GIVEN TASK: Go through the listing beneath this task and return every line that carries the string "установленные".

RECORDS FOR THIS TASK:
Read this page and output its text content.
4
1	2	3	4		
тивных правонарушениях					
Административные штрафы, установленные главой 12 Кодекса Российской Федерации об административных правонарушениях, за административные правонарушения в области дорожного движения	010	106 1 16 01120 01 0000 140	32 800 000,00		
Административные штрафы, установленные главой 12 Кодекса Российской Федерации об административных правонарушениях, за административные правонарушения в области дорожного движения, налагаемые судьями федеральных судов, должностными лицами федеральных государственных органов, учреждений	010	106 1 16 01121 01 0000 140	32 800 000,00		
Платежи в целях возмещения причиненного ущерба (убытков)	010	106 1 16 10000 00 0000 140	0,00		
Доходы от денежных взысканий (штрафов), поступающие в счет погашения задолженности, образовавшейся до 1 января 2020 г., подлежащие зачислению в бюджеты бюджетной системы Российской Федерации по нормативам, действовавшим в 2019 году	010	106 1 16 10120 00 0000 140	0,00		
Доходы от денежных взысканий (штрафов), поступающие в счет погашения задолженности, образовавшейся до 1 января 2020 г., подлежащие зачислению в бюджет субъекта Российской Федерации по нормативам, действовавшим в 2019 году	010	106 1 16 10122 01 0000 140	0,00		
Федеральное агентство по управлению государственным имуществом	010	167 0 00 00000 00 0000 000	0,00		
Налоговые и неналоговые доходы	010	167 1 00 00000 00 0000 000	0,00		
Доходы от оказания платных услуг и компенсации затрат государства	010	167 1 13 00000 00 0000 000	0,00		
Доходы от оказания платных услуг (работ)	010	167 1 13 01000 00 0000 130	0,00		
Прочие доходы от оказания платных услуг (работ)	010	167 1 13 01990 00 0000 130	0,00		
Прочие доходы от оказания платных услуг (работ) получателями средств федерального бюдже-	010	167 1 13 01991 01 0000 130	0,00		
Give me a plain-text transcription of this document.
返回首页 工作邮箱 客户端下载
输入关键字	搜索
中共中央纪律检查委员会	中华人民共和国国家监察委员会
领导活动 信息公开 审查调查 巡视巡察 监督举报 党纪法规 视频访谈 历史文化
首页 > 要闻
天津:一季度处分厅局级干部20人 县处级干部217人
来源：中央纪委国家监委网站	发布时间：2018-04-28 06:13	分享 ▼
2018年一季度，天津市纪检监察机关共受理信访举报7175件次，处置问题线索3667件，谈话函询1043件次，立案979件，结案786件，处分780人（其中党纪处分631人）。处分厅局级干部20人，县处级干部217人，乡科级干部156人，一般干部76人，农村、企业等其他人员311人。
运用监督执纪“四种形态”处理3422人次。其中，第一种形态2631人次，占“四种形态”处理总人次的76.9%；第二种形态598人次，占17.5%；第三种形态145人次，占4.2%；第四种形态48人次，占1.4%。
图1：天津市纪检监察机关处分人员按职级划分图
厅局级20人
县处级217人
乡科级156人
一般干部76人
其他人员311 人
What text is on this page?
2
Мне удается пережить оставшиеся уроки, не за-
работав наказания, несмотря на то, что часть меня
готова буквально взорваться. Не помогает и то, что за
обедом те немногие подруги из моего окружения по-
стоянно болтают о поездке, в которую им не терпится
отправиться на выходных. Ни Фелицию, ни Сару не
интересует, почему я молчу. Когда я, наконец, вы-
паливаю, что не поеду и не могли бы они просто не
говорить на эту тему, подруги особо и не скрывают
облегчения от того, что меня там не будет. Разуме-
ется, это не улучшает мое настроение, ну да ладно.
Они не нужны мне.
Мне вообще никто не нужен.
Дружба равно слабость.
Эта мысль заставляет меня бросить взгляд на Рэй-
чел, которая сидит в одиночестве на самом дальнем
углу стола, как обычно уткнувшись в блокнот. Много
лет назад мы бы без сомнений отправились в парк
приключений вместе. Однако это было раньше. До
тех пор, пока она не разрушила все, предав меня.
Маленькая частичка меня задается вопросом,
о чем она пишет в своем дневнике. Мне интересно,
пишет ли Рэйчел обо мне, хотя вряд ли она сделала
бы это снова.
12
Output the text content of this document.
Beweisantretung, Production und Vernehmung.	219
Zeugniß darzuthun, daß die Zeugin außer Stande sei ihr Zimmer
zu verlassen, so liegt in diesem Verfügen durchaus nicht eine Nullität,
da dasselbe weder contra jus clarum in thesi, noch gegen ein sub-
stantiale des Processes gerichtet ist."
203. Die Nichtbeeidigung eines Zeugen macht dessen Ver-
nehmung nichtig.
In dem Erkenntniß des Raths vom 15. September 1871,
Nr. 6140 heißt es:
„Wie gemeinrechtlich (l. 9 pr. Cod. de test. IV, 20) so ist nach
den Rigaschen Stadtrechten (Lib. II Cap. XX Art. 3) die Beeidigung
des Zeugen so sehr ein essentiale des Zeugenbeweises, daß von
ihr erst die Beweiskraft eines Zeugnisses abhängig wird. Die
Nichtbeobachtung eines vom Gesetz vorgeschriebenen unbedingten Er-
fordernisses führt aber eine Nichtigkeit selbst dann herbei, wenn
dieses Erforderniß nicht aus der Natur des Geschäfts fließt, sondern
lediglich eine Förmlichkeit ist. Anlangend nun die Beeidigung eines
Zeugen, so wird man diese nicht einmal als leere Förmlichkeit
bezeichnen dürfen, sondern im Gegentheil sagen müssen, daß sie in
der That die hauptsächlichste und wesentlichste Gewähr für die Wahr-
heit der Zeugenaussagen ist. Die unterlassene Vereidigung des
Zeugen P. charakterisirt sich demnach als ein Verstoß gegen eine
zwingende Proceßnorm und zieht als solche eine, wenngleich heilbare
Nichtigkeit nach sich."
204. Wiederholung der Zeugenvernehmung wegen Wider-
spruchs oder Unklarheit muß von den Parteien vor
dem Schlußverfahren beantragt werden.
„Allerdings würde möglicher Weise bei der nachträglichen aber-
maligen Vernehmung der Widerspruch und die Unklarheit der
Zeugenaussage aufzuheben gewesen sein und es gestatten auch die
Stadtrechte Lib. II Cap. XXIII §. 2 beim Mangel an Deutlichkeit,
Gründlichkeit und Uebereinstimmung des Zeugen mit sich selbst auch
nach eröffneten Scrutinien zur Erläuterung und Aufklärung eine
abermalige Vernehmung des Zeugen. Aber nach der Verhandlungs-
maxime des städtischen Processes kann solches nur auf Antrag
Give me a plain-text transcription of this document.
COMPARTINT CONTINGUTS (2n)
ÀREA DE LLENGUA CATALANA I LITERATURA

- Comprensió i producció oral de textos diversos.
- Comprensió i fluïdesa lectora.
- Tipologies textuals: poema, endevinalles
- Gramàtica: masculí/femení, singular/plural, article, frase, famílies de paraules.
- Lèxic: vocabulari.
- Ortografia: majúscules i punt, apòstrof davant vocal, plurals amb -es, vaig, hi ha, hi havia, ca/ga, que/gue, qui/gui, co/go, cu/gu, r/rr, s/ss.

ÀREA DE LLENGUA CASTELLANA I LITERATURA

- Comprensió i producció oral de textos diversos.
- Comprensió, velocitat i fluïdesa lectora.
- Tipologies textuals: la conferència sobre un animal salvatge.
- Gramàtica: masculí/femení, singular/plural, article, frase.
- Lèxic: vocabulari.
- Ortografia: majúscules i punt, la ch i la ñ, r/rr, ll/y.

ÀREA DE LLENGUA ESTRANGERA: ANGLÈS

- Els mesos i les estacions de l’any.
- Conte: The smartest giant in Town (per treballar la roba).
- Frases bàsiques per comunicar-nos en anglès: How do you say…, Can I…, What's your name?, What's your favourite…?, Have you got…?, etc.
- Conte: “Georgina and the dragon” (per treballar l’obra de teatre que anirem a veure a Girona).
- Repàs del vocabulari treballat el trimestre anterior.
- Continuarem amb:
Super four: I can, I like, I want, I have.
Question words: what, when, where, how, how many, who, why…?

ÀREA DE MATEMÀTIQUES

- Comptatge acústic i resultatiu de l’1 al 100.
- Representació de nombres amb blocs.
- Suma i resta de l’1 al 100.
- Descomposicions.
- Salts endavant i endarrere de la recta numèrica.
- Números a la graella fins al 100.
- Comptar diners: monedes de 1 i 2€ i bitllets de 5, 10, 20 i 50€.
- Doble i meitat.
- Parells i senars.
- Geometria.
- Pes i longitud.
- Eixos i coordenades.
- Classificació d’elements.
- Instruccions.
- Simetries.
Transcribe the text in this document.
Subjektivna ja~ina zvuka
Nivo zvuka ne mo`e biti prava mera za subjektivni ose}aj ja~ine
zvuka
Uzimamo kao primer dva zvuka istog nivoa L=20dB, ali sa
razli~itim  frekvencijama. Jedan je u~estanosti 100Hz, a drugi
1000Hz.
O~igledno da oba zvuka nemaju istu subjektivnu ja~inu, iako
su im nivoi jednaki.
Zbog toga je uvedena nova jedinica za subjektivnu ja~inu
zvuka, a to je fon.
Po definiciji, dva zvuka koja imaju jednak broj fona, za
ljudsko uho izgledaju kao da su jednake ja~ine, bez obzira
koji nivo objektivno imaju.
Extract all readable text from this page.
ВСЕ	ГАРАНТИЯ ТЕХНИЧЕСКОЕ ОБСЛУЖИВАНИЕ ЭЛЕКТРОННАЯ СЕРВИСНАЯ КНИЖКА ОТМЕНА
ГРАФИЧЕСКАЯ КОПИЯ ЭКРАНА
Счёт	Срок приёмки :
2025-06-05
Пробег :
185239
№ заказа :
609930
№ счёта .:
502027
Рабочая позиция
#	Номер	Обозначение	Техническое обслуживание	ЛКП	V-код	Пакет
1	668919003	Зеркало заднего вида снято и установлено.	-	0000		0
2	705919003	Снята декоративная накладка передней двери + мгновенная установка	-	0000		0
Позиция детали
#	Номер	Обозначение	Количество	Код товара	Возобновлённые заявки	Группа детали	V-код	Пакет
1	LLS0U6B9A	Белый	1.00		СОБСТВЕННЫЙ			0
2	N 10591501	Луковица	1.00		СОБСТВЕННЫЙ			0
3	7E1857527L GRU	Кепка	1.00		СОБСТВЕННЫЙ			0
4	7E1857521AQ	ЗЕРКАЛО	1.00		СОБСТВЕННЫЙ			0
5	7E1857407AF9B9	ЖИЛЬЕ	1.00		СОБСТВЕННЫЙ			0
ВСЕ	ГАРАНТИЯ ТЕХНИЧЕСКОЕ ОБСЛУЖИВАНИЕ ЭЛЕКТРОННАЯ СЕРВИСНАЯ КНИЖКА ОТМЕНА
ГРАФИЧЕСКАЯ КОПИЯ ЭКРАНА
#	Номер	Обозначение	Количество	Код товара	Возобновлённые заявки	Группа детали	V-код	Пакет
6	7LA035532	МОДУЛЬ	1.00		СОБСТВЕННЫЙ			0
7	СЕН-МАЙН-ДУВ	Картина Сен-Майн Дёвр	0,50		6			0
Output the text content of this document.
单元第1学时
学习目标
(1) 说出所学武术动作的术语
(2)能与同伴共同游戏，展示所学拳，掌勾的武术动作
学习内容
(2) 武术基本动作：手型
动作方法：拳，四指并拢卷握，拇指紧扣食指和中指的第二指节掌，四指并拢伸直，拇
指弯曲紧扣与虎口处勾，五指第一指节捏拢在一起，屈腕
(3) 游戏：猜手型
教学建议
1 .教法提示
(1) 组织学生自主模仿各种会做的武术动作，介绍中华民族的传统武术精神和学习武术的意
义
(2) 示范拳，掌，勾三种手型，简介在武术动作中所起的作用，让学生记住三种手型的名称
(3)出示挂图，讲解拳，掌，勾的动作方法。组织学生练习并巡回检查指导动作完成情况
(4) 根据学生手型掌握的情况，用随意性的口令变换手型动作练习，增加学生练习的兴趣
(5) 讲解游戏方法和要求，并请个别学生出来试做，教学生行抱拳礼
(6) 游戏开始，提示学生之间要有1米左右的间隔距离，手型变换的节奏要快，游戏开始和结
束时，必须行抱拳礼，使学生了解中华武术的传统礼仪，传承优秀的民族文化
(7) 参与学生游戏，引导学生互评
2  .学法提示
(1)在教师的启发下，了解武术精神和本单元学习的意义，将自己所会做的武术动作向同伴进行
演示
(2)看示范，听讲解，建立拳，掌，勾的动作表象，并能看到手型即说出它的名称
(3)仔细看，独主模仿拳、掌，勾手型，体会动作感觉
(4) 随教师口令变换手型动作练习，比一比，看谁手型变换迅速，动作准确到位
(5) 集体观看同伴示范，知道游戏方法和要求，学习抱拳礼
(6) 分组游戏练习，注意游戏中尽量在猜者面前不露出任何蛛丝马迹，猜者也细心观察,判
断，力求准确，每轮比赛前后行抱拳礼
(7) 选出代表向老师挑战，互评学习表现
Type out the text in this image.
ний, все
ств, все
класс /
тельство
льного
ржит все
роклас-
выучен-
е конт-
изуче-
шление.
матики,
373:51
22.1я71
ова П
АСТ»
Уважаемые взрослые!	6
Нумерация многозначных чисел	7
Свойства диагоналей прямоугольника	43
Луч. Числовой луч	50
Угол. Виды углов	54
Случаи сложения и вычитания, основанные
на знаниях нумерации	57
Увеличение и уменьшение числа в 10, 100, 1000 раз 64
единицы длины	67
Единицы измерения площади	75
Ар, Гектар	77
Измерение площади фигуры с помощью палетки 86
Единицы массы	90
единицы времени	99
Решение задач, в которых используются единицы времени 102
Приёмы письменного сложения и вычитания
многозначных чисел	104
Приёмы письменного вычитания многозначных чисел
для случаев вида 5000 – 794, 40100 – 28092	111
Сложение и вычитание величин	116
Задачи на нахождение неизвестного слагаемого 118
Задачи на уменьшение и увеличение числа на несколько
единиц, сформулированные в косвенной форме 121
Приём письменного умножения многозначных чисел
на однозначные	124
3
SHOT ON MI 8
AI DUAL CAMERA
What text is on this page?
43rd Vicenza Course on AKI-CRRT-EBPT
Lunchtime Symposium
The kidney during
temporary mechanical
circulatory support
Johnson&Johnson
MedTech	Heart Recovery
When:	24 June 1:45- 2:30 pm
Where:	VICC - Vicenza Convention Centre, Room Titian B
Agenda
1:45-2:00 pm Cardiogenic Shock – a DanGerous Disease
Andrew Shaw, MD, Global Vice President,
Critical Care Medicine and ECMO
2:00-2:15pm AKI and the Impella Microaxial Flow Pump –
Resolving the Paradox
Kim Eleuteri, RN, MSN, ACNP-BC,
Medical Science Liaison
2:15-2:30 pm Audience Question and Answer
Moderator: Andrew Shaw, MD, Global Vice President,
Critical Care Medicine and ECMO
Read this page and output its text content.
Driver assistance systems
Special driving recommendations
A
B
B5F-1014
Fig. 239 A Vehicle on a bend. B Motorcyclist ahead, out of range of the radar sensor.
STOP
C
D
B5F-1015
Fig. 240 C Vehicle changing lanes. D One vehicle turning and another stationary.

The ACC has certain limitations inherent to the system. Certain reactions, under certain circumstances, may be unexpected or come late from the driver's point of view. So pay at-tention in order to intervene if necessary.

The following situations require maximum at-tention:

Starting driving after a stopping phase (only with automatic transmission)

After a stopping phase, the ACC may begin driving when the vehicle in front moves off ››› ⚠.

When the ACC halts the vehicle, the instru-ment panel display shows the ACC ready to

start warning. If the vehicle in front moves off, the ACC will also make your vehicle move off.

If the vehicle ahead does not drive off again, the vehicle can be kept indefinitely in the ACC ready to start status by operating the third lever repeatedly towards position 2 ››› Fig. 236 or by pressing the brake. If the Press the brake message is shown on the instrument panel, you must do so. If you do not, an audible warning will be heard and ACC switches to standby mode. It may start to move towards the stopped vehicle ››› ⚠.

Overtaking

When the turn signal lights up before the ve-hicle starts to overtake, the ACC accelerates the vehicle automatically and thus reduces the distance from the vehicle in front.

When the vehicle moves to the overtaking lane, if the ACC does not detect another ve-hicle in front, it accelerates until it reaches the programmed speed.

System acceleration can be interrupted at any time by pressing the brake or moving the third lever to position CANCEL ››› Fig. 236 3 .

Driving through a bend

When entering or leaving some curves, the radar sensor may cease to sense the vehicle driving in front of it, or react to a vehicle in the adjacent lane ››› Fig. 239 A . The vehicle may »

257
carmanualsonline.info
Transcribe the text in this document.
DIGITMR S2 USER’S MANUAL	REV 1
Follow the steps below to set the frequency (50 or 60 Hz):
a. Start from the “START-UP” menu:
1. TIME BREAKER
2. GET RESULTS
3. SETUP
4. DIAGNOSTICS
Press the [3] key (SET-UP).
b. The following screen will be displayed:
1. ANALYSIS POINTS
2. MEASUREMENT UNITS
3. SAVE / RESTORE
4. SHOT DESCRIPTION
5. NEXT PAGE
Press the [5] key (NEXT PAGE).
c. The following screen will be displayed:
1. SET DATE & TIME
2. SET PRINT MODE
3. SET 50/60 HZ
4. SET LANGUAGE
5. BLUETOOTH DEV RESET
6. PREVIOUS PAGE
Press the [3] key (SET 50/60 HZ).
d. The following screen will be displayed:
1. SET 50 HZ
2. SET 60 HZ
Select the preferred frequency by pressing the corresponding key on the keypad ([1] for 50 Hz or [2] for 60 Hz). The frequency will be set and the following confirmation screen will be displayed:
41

ANSWER TO THE PROBLEM:
Административные штрафы, установленные главой 12 Кодекса Российской Федерации об административных правонарушениях, за административные правонарушения в области дорожного движения	010	106 1 16 01120 01 0000 140	32 800 000,00		
Административные штрафы, установленные главой 12 Кодекса Российской Федерации об административных правонарушениях, за административные правонарушения в области дорожного движения, налагаемые судьями федеральных судов, должностными лицами федеральных государственных органов, учреждений	010	106 1 16 01121 01 0000 140	32 800 000,00		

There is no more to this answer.